-- begin Exercise material --

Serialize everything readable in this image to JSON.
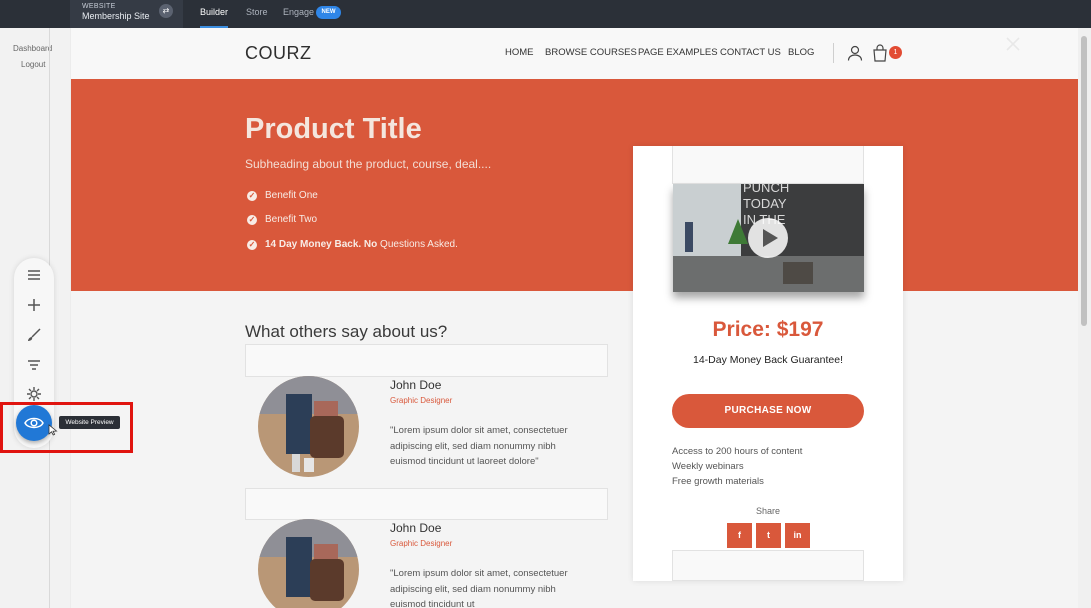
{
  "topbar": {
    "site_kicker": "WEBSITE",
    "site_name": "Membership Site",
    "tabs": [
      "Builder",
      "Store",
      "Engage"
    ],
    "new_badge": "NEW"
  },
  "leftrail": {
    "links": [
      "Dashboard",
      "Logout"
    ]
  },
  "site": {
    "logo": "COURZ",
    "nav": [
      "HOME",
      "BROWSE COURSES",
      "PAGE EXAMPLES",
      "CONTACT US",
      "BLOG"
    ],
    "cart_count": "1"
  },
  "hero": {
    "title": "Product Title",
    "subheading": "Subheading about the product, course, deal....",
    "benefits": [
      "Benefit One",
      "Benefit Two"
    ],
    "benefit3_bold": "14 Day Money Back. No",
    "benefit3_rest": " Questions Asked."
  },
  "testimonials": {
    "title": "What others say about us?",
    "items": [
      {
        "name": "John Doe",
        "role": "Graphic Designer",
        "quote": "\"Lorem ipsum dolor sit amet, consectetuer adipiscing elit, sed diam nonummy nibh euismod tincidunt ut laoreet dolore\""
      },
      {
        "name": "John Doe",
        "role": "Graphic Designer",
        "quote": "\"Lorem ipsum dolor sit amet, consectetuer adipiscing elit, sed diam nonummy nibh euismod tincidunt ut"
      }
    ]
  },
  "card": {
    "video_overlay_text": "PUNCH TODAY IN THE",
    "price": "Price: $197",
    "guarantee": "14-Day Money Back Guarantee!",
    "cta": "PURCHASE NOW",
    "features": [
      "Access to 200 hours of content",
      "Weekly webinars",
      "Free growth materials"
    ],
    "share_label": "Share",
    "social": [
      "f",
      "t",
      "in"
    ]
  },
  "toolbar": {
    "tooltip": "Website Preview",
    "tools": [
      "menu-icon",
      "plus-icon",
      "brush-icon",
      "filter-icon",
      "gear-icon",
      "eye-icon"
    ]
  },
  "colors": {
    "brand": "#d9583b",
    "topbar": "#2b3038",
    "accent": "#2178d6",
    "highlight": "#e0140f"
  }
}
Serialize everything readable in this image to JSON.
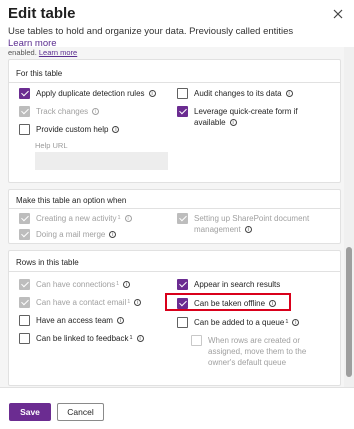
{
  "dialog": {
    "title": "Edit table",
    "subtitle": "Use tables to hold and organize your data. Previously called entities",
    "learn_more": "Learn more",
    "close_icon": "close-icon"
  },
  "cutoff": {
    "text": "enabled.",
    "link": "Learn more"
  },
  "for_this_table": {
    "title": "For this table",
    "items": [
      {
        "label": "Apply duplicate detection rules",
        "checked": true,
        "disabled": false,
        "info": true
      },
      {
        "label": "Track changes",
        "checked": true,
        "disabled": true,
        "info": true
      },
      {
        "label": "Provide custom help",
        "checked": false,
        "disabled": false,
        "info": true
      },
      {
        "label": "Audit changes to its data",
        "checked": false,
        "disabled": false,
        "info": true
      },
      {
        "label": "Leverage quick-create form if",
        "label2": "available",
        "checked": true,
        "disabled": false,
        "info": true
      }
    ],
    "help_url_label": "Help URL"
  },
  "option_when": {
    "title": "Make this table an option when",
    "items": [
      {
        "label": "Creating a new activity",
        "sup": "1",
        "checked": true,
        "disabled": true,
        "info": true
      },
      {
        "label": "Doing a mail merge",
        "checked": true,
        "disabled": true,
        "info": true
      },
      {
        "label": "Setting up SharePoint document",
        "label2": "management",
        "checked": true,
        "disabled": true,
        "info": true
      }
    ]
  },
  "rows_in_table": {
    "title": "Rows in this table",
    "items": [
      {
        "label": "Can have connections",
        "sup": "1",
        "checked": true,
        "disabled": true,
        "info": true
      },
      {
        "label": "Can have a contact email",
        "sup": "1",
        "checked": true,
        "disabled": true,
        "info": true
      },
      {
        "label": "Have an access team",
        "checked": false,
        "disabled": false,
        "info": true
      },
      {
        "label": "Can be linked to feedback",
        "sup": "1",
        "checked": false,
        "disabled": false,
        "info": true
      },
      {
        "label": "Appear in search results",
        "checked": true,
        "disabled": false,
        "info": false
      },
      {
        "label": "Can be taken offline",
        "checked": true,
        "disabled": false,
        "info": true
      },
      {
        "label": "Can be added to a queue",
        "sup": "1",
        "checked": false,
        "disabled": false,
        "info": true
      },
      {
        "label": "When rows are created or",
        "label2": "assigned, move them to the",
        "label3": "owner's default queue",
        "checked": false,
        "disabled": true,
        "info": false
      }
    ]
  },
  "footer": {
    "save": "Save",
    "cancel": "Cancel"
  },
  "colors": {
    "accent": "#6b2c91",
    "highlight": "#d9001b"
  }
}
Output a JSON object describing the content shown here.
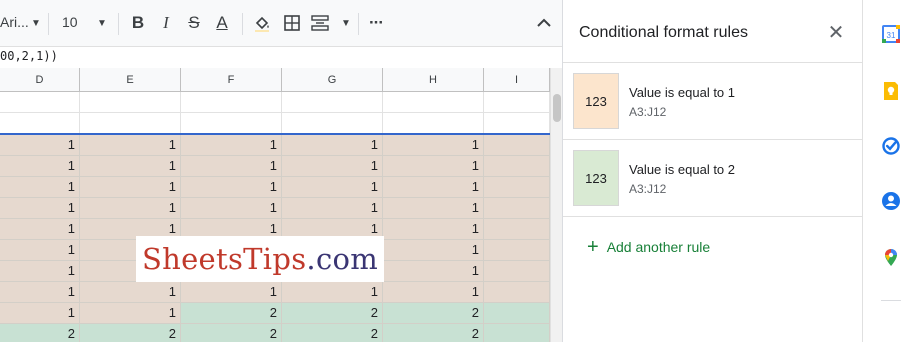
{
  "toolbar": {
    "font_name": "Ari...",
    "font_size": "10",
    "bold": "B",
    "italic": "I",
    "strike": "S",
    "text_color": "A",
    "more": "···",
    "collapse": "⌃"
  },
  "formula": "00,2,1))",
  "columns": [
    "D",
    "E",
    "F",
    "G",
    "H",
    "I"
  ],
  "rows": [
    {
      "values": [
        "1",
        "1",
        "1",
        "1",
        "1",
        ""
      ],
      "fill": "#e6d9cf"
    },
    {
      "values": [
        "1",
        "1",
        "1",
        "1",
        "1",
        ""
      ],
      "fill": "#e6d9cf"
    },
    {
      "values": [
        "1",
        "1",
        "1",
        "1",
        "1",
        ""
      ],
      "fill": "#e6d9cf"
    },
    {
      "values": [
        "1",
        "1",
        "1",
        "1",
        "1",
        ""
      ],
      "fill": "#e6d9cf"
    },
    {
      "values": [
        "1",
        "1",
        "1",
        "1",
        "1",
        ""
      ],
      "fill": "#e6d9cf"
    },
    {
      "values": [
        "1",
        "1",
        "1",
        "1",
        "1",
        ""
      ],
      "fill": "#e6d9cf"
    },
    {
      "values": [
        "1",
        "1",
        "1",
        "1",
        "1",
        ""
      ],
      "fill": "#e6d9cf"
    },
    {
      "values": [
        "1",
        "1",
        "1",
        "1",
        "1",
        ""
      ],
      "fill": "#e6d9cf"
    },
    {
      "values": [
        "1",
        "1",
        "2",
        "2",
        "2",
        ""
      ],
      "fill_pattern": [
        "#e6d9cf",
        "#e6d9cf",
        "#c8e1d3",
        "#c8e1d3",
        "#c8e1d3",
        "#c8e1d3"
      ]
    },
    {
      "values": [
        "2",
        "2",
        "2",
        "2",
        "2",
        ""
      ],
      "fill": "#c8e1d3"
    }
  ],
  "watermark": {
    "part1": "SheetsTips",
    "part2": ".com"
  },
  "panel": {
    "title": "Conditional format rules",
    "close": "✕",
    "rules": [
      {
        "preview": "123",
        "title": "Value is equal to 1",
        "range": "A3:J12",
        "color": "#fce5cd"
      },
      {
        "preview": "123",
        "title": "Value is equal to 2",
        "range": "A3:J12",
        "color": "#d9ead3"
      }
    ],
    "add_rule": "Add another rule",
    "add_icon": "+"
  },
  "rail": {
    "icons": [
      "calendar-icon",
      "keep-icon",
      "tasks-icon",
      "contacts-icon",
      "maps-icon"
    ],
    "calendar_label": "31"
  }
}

-- end Exercise material --

- Exercise requirements -
Search the lines above for the string "changes", then show every one that has it.

- Finished answer -
        "label": "Track changes",
        "label": "Audit changes to its data",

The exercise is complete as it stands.